# Task to complete
Copy every line from the records below that holds the word "CUSTOM".

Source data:
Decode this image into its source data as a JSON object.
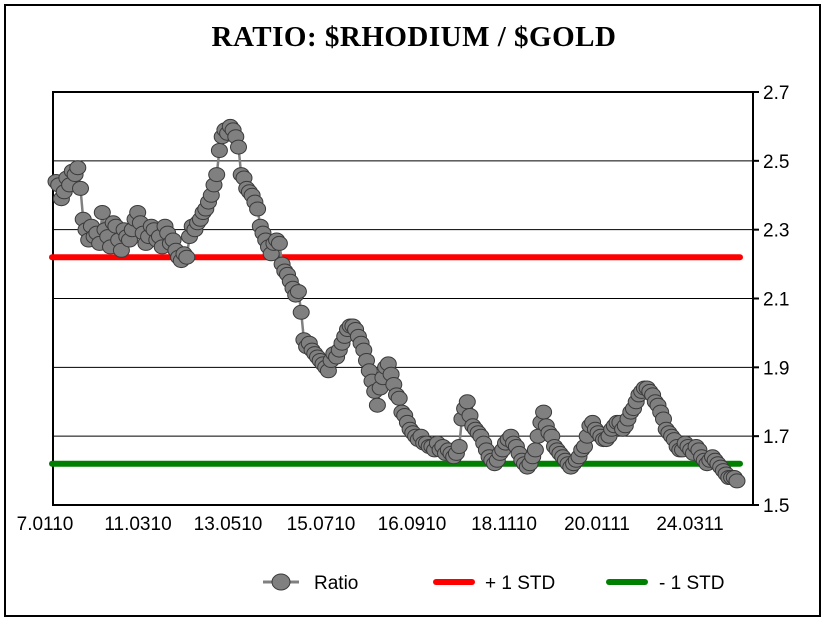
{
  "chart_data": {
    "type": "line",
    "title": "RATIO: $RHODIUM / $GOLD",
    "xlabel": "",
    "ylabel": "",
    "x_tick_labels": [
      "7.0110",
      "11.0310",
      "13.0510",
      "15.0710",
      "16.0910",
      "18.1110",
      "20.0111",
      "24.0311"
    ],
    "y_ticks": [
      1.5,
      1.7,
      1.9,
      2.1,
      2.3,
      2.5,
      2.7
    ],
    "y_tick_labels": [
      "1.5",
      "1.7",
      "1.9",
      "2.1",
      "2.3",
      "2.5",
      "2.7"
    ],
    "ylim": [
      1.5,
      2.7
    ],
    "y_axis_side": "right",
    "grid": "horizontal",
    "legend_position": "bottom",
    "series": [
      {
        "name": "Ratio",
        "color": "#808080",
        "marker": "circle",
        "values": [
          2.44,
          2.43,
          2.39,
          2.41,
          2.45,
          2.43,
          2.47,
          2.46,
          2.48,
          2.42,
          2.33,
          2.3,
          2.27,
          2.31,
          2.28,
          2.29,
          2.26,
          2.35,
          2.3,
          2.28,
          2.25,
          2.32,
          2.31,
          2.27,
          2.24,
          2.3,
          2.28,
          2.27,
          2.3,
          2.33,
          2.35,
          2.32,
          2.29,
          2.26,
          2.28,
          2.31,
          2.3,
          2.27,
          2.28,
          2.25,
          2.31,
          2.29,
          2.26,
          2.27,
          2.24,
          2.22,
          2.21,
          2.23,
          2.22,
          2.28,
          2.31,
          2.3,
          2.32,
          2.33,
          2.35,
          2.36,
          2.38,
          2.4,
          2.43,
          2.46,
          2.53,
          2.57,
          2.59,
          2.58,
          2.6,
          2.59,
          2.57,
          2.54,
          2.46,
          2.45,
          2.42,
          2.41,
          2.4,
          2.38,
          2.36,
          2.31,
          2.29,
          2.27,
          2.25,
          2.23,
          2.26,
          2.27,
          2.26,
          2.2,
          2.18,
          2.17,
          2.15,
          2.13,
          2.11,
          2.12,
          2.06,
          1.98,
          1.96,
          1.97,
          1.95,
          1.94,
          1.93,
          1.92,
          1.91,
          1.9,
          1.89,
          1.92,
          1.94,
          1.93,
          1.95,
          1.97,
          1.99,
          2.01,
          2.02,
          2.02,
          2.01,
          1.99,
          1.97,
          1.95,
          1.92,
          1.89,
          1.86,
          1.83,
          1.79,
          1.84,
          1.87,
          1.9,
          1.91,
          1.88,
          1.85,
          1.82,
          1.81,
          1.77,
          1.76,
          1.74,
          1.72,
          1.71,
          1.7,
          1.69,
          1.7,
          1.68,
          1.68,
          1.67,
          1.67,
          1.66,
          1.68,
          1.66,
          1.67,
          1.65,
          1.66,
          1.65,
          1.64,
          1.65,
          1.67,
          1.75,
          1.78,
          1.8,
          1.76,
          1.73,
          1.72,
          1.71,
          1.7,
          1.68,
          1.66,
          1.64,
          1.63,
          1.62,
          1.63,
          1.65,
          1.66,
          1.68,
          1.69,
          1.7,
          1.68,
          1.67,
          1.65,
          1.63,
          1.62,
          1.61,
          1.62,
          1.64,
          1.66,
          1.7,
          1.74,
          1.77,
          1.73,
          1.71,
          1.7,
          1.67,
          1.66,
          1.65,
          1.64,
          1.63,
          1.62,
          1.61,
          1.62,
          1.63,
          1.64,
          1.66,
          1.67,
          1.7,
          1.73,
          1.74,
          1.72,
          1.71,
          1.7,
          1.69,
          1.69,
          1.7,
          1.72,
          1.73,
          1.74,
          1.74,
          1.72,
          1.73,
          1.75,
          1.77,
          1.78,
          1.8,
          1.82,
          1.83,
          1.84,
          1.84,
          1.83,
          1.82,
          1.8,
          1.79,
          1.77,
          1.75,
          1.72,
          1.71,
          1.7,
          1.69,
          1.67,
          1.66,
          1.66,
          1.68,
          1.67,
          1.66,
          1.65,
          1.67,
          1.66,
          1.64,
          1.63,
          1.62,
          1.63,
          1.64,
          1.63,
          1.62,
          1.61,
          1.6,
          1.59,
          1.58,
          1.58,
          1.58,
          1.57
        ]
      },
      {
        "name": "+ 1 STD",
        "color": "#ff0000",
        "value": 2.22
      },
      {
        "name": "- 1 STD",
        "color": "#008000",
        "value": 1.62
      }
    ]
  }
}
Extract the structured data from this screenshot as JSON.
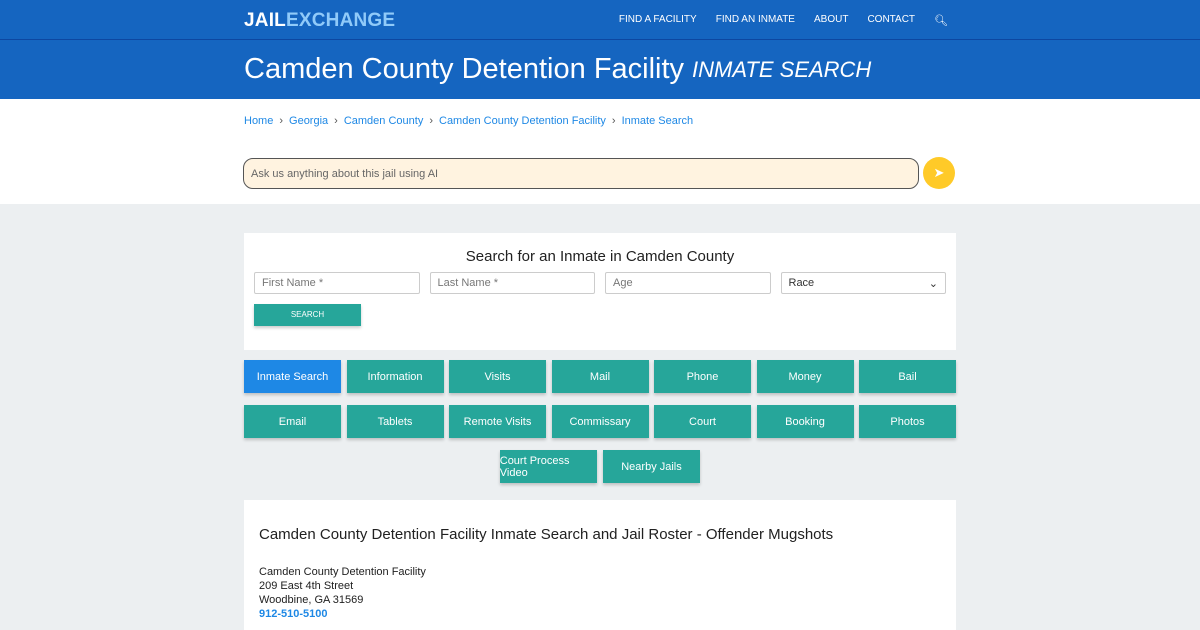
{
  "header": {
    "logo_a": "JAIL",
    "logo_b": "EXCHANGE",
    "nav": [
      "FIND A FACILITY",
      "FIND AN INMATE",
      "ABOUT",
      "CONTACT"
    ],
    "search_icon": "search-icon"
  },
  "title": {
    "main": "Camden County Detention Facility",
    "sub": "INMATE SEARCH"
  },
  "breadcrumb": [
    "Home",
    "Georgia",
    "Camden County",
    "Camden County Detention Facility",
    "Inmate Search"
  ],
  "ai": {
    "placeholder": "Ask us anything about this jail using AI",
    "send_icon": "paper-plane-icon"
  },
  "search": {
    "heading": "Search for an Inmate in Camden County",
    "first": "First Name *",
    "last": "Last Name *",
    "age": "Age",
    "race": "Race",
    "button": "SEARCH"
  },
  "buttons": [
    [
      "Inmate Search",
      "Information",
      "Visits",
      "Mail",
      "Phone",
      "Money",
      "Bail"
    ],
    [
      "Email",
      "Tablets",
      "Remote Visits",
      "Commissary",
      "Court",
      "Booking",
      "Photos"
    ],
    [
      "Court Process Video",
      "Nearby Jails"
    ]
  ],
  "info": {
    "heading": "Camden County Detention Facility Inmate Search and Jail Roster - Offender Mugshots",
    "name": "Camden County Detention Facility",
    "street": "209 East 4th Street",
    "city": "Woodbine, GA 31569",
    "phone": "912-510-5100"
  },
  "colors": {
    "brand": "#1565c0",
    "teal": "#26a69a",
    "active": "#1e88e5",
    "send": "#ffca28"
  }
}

* * *

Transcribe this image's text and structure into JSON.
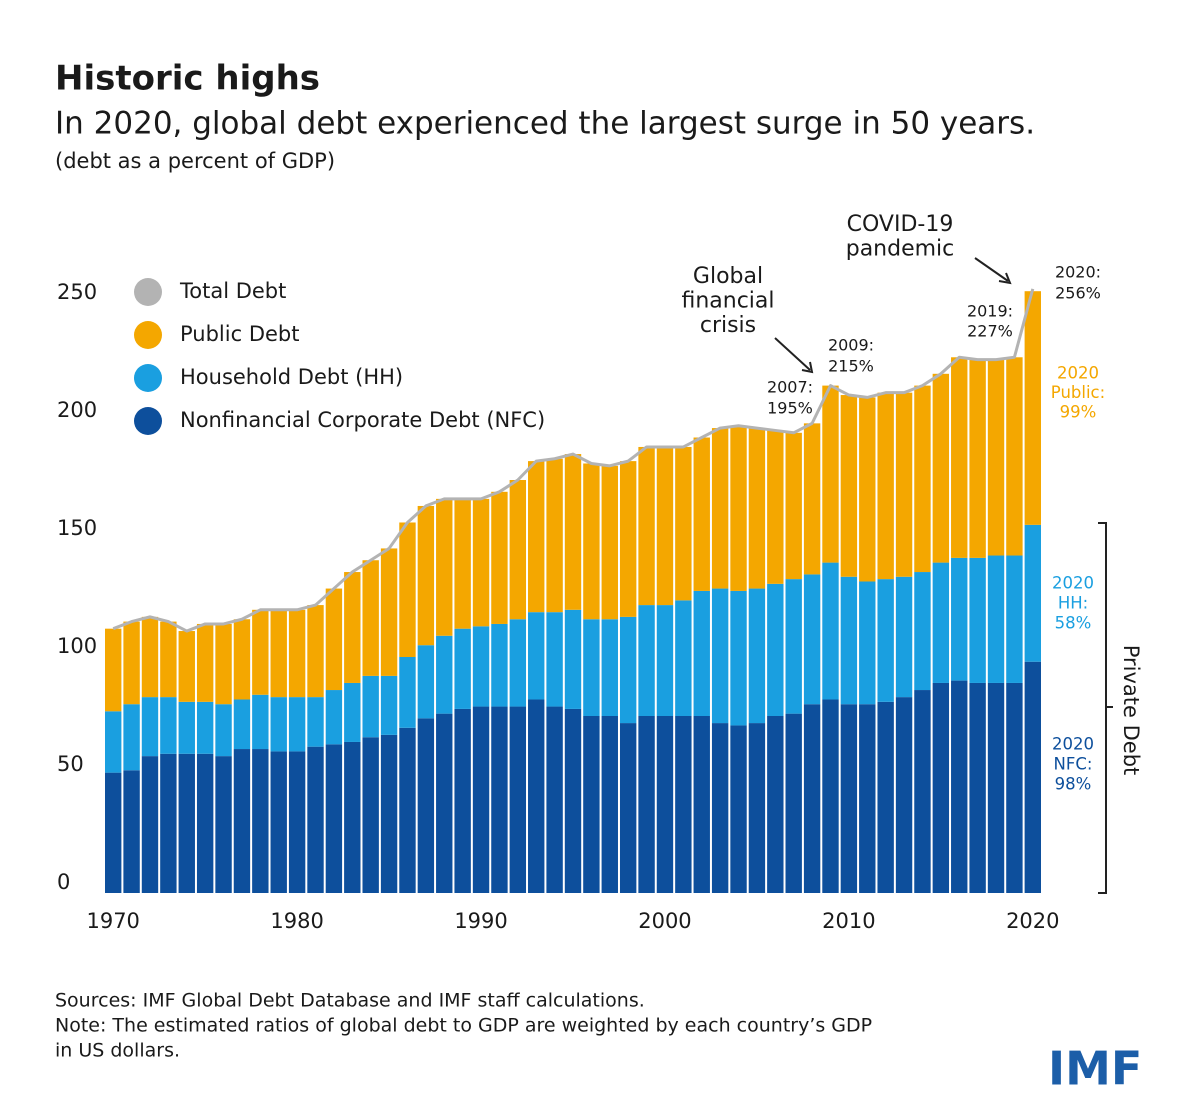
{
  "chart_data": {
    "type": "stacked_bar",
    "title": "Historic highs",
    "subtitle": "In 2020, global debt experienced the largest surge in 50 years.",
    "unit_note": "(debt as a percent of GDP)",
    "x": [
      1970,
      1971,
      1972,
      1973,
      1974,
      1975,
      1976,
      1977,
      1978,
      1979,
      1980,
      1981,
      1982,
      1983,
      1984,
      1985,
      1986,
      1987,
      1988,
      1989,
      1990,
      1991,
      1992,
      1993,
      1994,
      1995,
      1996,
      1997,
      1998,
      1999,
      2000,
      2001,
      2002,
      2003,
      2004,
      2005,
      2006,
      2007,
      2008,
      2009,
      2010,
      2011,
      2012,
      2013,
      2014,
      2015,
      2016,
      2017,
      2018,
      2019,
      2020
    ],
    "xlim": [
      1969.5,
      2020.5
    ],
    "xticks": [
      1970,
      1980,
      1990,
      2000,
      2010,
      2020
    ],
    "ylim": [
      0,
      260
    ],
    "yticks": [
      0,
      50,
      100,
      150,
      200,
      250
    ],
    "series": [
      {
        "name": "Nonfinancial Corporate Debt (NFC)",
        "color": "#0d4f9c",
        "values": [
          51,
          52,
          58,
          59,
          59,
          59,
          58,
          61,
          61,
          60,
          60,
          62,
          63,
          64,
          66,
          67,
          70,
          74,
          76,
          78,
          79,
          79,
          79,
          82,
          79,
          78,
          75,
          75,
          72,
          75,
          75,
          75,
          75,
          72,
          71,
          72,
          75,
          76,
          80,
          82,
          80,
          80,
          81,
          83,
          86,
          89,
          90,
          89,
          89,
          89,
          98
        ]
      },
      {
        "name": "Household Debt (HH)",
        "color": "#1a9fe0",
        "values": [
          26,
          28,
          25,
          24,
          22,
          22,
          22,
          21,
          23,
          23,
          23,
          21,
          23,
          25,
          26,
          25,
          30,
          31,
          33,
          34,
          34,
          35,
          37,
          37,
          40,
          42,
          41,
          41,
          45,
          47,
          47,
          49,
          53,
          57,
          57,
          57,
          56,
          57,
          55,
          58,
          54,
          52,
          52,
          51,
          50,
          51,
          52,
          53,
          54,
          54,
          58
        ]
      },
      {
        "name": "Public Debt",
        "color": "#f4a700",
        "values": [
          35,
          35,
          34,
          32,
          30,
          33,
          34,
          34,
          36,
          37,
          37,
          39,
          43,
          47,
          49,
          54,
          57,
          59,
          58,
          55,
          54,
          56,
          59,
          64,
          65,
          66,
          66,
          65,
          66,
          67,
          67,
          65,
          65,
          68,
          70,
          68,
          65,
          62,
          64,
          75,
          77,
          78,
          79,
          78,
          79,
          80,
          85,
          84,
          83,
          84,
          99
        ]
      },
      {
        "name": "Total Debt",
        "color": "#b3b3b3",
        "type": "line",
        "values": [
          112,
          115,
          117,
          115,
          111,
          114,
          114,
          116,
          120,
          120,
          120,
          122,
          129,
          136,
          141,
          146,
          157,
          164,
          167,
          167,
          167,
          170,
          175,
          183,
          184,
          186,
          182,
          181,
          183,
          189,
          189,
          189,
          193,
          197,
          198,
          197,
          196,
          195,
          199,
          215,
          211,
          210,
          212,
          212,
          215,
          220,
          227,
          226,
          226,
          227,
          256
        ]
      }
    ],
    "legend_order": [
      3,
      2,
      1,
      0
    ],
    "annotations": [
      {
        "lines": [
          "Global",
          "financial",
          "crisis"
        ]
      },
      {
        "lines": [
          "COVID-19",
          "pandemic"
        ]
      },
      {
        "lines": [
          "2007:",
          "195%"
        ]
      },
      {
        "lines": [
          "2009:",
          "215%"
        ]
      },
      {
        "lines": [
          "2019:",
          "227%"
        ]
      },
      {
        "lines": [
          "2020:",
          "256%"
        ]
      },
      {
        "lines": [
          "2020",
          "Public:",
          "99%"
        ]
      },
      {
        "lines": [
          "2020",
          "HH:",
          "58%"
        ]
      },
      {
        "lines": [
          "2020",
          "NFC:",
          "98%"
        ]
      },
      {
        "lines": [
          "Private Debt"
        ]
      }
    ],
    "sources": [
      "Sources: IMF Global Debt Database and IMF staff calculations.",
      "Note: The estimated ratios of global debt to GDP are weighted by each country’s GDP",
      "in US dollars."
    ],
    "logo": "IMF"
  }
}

---

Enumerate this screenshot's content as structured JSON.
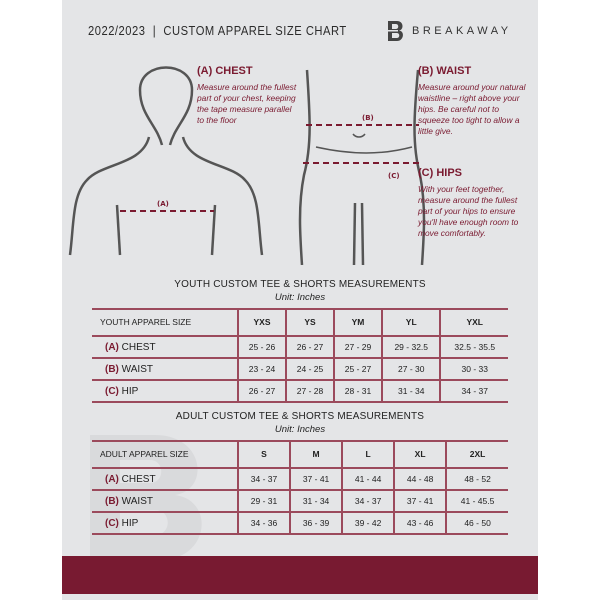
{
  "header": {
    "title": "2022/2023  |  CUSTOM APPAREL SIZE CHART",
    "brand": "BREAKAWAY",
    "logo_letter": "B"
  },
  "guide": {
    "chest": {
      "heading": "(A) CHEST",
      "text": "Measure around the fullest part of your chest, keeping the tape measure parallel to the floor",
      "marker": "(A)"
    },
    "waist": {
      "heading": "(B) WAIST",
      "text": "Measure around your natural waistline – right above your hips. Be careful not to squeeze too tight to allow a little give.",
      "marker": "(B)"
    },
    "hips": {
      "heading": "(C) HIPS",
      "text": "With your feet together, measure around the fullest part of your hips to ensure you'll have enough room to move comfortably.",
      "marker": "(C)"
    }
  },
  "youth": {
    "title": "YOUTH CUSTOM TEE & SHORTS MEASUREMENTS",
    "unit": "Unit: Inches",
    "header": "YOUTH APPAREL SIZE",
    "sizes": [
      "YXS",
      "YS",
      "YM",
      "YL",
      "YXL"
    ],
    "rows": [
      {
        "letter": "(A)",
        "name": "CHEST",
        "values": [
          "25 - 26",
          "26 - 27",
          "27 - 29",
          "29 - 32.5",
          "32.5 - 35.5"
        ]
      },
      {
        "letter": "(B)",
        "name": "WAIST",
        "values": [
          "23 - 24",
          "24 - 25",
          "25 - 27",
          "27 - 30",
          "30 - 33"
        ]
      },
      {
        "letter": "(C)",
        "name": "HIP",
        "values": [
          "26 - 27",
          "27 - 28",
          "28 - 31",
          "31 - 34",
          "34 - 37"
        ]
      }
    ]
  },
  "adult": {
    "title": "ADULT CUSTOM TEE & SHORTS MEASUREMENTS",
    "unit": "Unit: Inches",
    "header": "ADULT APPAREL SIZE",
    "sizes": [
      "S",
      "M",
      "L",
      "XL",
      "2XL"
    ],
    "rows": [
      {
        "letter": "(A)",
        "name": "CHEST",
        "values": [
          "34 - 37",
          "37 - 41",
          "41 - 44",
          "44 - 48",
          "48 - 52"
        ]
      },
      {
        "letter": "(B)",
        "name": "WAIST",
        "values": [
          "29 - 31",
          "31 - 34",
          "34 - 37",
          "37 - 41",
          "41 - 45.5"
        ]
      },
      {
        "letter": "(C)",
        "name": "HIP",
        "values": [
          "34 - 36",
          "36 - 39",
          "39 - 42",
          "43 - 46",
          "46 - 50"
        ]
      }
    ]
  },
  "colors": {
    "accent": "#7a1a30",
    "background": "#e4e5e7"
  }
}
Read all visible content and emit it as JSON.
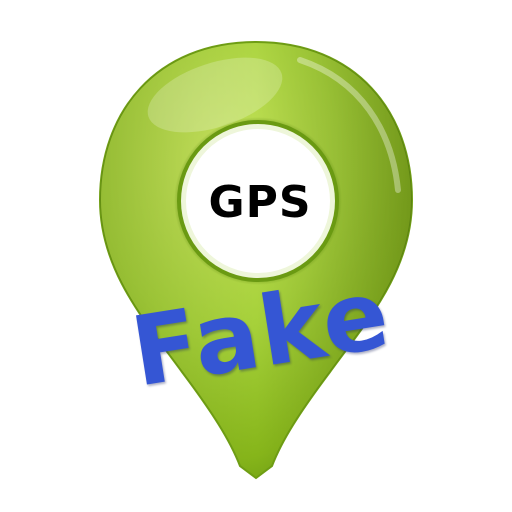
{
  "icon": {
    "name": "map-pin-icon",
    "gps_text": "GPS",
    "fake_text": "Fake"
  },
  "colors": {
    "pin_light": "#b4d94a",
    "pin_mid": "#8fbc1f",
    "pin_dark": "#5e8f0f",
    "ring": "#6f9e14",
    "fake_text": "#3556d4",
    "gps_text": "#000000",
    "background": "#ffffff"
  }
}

# Result of this task
    "title": "2022/2023  |  CUSTOM APPAREL SIZE CHART",
    "title": "YOUTH CUSTOM TEE & SHORTS MEASUREMENTS",
    "title": "ADULT CUSTOM TEE & SHORTS MEASUREMENTS",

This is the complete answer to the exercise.